LISTING:
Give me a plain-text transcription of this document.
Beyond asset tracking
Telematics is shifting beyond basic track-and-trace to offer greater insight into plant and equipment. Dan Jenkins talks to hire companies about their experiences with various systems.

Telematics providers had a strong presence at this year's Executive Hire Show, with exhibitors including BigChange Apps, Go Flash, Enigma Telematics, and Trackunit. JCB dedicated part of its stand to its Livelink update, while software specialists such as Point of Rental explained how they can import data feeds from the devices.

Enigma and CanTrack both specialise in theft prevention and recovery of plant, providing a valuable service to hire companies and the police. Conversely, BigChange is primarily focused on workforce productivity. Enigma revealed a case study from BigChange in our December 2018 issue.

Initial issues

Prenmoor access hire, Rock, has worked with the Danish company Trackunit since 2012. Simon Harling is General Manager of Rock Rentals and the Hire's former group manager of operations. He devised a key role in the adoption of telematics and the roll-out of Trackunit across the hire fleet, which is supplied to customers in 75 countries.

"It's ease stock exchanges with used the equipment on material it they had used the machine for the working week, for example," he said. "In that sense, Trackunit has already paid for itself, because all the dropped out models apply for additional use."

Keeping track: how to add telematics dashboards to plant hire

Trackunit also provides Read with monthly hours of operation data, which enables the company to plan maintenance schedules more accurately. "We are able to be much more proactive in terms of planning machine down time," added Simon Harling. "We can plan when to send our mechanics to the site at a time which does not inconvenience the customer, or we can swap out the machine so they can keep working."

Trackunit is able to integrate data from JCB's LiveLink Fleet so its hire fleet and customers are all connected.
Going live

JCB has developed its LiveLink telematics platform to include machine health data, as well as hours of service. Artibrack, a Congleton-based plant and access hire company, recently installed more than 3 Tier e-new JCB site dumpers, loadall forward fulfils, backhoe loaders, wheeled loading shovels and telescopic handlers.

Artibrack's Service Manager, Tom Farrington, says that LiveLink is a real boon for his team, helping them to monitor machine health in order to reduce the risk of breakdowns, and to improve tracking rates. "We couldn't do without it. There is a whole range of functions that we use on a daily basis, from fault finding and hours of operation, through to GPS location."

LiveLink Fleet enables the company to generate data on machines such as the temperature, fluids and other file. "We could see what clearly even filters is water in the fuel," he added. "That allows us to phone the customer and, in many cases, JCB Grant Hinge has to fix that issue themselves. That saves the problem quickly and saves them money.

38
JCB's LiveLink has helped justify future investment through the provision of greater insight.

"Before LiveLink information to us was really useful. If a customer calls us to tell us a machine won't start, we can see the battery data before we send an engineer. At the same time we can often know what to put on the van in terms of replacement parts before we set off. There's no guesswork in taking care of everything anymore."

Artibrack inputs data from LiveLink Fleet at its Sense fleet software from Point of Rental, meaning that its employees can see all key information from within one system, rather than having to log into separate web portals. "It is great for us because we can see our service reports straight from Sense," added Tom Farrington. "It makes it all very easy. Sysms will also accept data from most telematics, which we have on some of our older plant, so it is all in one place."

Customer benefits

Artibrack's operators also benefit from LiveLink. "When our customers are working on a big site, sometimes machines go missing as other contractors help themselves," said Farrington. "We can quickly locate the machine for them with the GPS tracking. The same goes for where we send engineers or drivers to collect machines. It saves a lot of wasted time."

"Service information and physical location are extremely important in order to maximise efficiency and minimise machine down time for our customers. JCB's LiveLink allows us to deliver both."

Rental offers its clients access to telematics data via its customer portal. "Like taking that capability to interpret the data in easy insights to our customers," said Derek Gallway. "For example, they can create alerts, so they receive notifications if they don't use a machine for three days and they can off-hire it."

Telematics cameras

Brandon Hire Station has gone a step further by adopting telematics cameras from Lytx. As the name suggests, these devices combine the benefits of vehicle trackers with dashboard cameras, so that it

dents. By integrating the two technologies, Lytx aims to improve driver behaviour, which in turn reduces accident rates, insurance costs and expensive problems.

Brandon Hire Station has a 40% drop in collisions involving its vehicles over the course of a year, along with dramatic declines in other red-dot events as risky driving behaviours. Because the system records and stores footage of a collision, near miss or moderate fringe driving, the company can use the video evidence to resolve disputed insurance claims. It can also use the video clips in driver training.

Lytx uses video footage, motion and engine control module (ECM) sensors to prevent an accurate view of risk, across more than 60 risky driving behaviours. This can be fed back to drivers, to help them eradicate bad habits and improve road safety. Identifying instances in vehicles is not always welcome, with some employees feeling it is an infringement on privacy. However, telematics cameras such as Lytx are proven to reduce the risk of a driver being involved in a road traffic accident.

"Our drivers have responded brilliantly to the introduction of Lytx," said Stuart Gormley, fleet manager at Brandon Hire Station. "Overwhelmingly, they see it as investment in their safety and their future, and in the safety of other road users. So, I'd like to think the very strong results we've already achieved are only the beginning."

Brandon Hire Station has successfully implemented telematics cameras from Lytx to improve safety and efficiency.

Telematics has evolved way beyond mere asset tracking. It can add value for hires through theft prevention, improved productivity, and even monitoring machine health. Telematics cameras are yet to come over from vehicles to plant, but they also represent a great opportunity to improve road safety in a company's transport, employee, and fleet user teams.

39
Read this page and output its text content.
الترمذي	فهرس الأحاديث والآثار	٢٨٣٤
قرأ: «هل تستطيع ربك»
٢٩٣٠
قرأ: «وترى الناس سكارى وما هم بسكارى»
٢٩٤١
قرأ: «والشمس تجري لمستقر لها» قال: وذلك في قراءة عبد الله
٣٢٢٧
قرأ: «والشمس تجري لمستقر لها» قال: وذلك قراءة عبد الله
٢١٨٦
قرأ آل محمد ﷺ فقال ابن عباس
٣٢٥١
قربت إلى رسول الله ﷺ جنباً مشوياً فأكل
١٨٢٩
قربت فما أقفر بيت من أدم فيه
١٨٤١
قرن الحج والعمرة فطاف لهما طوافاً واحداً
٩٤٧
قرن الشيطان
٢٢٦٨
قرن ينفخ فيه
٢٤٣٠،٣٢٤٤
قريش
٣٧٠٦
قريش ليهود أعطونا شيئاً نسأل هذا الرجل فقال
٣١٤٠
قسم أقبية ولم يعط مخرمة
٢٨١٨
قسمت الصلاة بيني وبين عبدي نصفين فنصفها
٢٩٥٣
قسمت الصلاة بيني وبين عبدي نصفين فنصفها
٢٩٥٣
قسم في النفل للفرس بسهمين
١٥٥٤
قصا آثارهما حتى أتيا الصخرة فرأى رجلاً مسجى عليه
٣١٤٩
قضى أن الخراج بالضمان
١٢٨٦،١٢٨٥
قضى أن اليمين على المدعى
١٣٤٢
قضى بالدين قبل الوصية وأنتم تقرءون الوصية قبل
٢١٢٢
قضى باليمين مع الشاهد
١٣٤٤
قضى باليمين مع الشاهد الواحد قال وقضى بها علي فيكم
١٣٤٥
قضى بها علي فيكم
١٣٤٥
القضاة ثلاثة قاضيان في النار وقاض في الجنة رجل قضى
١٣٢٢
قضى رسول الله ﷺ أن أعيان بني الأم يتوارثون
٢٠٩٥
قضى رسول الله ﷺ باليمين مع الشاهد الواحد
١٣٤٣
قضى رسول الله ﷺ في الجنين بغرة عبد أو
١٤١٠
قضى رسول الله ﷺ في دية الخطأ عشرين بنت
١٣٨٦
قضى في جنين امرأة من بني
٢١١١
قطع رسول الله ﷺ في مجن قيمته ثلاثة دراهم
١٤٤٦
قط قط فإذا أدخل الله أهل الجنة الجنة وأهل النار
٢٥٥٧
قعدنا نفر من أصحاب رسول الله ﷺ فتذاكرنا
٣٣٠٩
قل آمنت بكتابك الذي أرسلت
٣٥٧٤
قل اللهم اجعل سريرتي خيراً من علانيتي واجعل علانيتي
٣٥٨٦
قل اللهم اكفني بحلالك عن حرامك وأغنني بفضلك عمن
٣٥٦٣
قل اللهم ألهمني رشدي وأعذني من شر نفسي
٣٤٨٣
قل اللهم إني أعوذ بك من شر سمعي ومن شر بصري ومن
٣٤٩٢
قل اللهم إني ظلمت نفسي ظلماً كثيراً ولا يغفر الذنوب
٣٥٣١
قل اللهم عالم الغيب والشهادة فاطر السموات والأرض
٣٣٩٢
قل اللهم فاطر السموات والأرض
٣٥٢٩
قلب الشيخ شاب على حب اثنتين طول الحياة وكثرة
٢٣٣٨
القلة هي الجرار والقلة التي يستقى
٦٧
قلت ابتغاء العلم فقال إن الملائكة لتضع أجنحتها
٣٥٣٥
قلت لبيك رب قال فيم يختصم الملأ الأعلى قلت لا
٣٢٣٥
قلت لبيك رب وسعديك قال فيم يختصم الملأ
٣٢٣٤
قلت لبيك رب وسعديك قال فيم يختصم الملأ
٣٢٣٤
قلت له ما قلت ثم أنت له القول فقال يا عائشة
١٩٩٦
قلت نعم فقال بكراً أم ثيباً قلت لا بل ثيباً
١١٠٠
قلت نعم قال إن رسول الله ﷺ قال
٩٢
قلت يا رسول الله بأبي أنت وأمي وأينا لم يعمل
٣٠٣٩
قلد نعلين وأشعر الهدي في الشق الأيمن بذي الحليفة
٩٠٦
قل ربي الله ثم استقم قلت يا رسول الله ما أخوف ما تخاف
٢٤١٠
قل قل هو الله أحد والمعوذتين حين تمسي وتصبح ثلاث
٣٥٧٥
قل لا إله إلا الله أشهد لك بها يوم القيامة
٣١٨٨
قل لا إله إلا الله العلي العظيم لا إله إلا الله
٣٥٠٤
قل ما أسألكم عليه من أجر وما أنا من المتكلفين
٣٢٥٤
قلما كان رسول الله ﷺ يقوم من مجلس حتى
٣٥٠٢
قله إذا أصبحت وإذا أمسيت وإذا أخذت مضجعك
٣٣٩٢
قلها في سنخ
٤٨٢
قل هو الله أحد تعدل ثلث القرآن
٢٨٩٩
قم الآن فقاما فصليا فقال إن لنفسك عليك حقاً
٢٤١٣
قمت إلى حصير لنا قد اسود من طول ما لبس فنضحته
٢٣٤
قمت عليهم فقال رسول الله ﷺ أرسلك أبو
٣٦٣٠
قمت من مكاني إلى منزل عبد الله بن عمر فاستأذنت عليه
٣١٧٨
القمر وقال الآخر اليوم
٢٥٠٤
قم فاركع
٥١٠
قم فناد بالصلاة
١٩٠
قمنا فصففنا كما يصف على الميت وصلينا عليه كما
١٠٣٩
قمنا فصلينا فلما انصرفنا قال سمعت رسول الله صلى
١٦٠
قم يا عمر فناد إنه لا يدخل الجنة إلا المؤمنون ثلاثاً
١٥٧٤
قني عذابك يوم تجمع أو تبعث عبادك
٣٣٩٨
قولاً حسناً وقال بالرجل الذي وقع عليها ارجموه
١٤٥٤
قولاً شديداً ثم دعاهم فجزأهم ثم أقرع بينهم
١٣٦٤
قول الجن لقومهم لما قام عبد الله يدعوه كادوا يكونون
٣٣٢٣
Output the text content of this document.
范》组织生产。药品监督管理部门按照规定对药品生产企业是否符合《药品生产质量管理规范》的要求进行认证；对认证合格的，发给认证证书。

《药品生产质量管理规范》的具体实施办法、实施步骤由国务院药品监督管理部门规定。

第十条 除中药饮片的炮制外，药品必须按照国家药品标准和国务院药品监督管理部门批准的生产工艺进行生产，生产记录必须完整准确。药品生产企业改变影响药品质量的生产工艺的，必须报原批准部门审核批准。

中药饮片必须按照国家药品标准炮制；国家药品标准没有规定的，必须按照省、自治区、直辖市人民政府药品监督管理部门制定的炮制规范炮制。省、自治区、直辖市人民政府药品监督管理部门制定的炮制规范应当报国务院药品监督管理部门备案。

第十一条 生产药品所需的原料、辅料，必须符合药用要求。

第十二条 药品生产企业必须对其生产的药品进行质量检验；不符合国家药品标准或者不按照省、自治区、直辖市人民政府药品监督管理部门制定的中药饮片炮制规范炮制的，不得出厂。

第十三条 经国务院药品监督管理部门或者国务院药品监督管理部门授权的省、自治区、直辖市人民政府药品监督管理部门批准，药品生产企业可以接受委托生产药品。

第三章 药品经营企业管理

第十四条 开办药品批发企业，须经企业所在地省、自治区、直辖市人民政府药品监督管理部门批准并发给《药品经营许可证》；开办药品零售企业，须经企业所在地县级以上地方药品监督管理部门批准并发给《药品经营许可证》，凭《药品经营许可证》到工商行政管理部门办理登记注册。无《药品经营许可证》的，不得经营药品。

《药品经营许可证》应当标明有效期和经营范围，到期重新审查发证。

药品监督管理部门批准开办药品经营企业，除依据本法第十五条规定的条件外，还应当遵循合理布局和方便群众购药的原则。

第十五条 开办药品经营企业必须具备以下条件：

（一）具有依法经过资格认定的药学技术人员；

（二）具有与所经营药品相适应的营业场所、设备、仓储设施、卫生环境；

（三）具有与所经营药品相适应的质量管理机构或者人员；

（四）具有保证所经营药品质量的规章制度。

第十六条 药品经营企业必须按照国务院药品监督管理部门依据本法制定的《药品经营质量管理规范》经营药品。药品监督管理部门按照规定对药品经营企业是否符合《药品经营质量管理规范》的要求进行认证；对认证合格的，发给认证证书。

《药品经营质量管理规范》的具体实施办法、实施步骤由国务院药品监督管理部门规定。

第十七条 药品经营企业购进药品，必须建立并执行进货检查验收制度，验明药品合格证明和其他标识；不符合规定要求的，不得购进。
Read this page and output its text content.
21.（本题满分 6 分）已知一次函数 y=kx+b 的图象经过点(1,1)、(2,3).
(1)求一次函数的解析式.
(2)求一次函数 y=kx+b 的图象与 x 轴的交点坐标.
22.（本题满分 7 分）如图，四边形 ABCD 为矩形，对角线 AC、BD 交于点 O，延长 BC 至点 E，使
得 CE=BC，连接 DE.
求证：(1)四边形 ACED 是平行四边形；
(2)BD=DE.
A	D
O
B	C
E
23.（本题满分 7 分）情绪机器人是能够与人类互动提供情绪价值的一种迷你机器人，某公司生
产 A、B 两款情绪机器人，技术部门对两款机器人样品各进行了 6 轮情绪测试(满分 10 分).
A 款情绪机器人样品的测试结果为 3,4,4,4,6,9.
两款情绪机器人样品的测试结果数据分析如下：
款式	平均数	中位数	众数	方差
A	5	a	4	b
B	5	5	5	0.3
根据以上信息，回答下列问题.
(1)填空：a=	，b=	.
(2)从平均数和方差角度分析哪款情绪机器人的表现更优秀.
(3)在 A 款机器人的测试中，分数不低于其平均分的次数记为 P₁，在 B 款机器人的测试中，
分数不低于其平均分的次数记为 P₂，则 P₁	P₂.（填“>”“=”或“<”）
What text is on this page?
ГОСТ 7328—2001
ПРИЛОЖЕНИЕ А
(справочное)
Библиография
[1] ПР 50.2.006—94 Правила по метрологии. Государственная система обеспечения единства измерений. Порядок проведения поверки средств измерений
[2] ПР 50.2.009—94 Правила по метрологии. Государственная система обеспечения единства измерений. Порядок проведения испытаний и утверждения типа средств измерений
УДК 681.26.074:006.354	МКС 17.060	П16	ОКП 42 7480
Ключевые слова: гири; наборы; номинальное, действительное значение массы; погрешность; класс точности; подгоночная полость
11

TASK DETAILS:
Gather every line from the entries above where the word "document" appears, and copy them.

EXPECTED ANSWER:
Give me a plain-text transcription of this document.
Output the text content of this document.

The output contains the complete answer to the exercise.